• Provided data:
★ ★ ★ ★ ★ ★ ★

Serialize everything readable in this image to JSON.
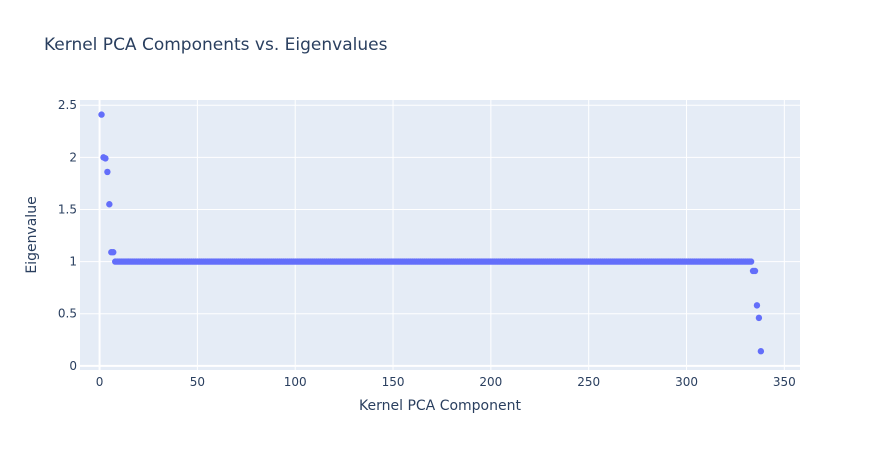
{
  "chart_data": {
    "type": "scatter",
    "title": "Kernel PCA Components vs. Eigenvalues",
    "xlabel": "Kernel PCA Component",
    "ylabel": "Eigenvalue",
    "xlim": [
      -10,
      358
    ],
    "ylim": [
      -0.04,
      2.55
    ],
    "xticks": [
      0,
      50,
      100,
      150,
      200,
      250,
      300,
      350
    ],
    "yticks": [
      0,
      0.5,
      1,
      1.5,
      2,
      2.5
    ],
    "xtick_labels": [
      "0",
      "50",
      "100",
      "150",
      "200",
      "250",
      "300",
      "350"
    ],
    "ytick_labels": [
      "0",
      "0.5",
      "1",
      "1.5",
      "2",
      "2.5"
    ],
    "grid": true,
    "colors": {
      "marker": "#636efa",
      "plot_bg": "#e5ecf6",
      "grid": "#ffffff",
      "text": "#2a3f5f"
    },
    "series": [
      {
        "values_head": [
          [
            1,
            2.41
          ],
          [
            2,
            2.0
          ],
          [
            3,
            1.99
          ],
          [
            4,
            1.86
          ],
          [
            5,
            1.55
          ],
          [
            6,
            1.09
          ],
          [
            7,
            1.09
          ]
        ],
        "plateau": {
          "x_start": 8,
          "x_end": 333,
          "y": 1.0
        },
        "values_tail": [
          [
            334,
            0.91
          ],
          [
            335,
            0.91
          ],
          [
            336,
            0.58
          ],
          [
            337,
            0.46
          ],
          [
            338,
            0.14
          ]
        ]
      }
    ]
  }
}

★ ★ ★ ★ ★ ★ ★

• What the task asks:
Collect every line above that contains the word "Kernel".

• Exercise result:
    "title": "Kernel PCA Components vs. Eigenvalues",
    "xlabel": "Kernel PCA Component",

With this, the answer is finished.